**SET TASK:**
With the pictures omitted, write out the entries that follow exactly as they stand.

**PROVIDED DATA:**
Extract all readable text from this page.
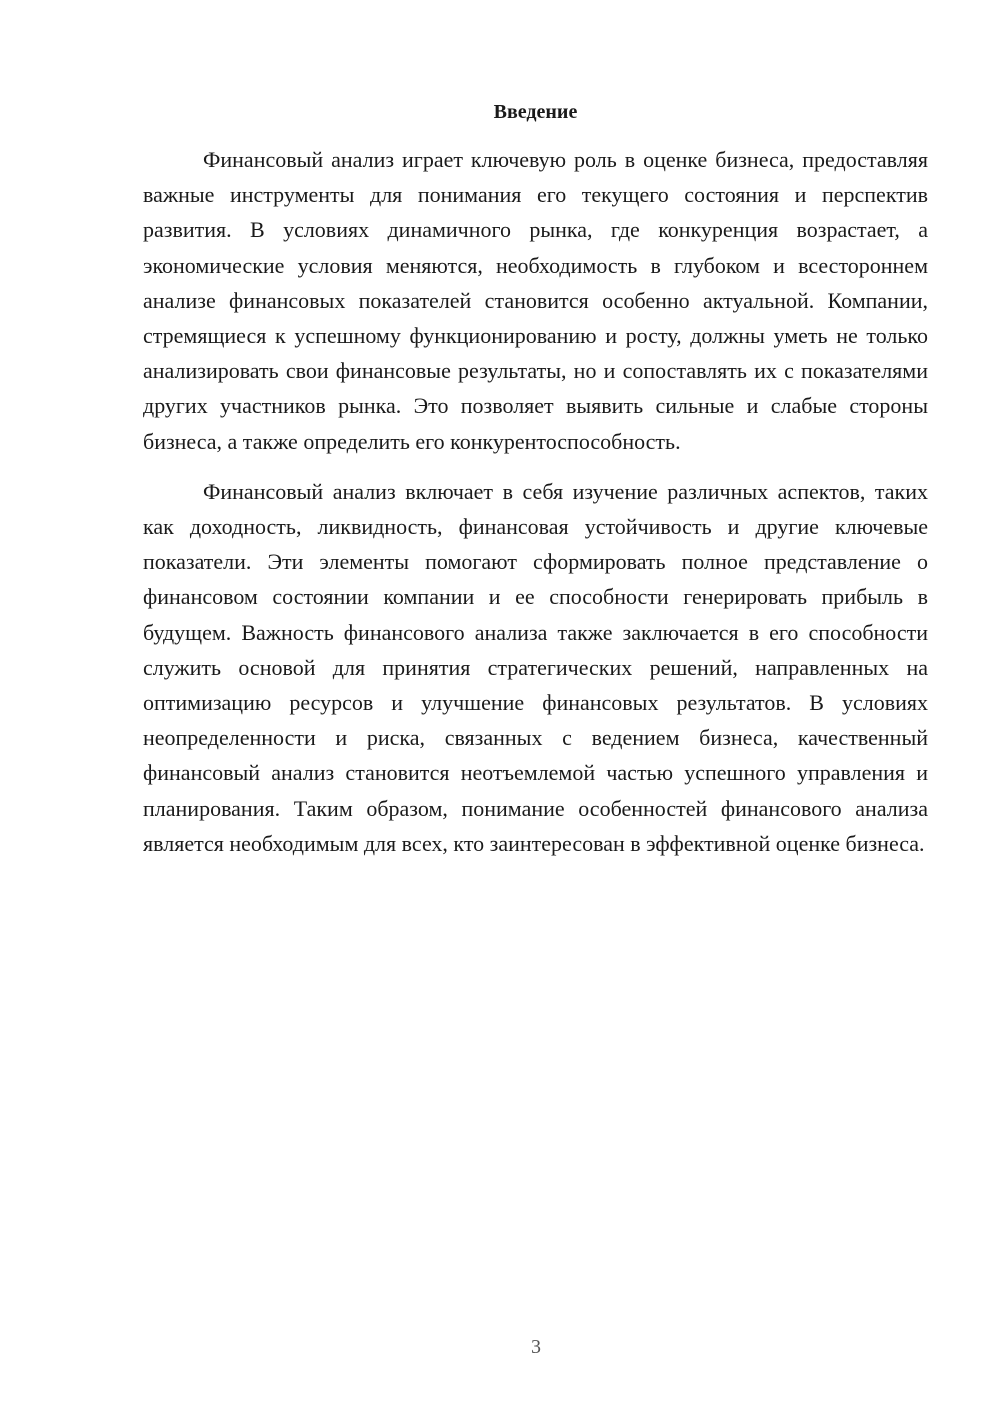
Введение

Финансовый анализ играет ключевую роль в оценке бизнеса, предоставляя важные инструменты для понимания его текущего состояния и перспектив развития. В условиях динамичного рынка, где конкуренция возрастает, а экономические условия меняются, необходимость в глубоком и всестороннем анализе финансовых показателей становится особенно актуальной. Компании, стремящиеся к успешному функционированию и росту, должны уметь не только анализировать свои финансовые результаты, но и сопоставлять их с показателями других участников рынка. Это позволяет выявить сильные и слабые стороны бизнеса, а также определить его конкурентоспособность.

Финансовый анализ включает в себя изучение различных аспектов, таких как доходность, ликвидность, финансовая устойчивость и другие ключевые показатели. Эти элементы помогают сформировать полное представление о финансовом состоянии компании и ее способности генерировать прибыль в будущем. Важность финансового анализа также заключается в его способности служить основой для принятия стратегических решений, направленных на оптимизацию ресурсов и улучшение финансовых результатов. В условиях неопределенности и риска, связанных с ведением бизнеса, качественный финансовый анализ становится неотъемлемой частью успешного управления и планирования. Таким образом, понимание особенностей финансового анализа является необходимым для всех, кто заинтересован в эффективной оценке бизнеса.

3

**ANSWER TO THIS PROBLEM:**
Extract all readable text from this page.
Введение

Финансовый анализ играет ключевую роль в оценке бизнеса, предоставляя важные инструменты для понимания его текущего состояния и перспектив развития. В условиях динамичного рынка, где конкуренция возрастает, а экономические условия меняются, необходимость в глубоком и всестороннем анализе финансовых показателей становится особенно актуальной. Компании, стремящиеся к успешному функционированию и росту, должны уметь не только анализировать свои финансовые результаты, но и сопоставлять их с показателями других участников рынка. Это позволяет выявить сильные и слабые стороны бизнеса, а также определить его конкурентоспособность.

Финансовый анализ включает в себя изучение различных аспектов, таких как доходность, ликвидность, финансовая устойчивость и другие ключевые показатели. Эти элементы помогают сформировать полное представление о финансовом состоянии компании и ее способности генерировать прибыль в будущем. Важность финансового анализа также заключается в его способности служить основой для принятия стратегических решений, направленных на оптимизацию ресурсов и улучшение финансовых результатов. В условиях неопределенности и риска, связанных с ведением бизнеса, качественный финансовый анализ становится неотъемлемой частью успешного управления и планирования. Таким образом, понимание особенностей финансового анализа является необходимым для всех, кто заинтересован в эффективной оценке бизнеса.

3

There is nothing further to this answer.